--- Problem statement ---
Search the records that follow and extract every line containing the string "Теоретические".

--- Record set ---

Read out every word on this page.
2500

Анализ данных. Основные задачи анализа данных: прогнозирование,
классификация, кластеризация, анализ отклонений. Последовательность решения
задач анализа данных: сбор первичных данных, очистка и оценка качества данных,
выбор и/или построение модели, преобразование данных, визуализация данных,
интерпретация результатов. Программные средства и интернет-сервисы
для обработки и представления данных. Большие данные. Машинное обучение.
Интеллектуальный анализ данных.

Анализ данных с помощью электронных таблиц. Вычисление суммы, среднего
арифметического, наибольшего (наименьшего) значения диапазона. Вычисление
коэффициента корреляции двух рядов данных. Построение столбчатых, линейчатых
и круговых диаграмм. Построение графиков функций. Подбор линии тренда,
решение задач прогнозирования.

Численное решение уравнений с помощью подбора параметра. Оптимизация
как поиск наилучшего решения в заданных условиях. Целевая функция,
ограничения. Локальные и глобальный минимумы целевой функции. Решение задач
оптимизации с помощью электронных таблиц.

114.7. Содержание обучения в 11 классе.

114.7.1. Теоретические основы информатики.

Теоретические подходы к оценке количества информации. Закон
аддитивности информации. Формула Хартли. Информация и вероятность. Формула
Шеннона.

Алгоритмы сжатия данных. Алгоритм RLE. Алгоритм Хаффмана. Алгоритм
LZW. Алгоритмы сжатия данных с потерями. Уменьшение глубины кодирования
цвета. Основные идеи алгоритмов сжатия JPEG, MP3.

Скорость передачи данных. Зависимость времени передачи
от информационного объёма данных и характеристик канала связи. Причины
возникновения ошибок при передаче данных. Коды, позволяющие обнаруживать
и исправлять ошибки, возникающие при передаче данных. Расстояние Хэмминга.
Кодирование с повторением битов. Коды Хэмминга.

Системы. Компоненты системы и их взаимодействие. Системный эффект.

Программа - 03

--- Result of the task ---
114.7.1. Теоретические основы информатики.
Теоретические подходы к оценке количества информации. Закон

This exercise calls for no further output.